BEGIN EXTRACTED MATERIAL
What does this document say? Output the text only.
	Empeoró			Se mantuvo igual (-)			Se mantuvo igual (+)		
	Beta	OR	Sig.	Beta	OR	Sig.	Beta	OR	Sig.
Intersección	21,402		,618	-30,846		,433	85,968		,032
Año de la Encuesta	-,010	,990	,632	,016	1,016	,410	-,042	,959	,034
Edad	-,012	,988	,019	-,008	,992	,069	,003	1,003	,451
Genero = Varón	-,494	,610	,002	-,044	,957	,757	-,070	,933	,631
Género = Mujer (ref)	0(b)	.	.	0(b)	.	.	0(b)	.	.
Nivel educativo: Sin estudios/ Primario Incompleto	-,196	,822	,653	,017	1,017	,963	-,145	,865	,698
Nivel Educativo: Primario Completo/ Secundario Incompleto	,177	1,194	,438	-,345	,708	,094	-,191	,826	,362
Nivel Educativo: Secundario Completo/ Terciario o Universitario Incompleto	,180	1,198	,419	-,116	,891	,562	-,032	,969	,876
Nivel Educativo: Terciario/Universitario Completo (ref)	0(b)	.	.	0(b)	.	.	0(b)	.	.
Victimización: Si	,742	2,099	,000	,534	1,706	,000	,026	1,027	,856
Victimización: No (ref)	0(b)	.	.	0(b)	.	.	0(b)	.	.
END EXTRACTED MATERIAL
- REQUIRED TASK -
Pick out and copy the lines of the material that include the word "Incompleto".

- RESPONSE FOR THIS EXERCISE -
Nivel educativo: Sin estudios/ Primario Incompleto	-,196	,822	,653	,017	1,017	,963	-,145	,865	,698
Nivel Educativo: Primario Completo/ Secundario Incompleto	,177	1,194	,438	-,345	,708	,094	-,191	,826	,362
Nivel Educativo: Secundario Completo/ Terciario o Universitario Incompleto	,180	1,198	,419	-,116	,891	,562	-,032	,969	,876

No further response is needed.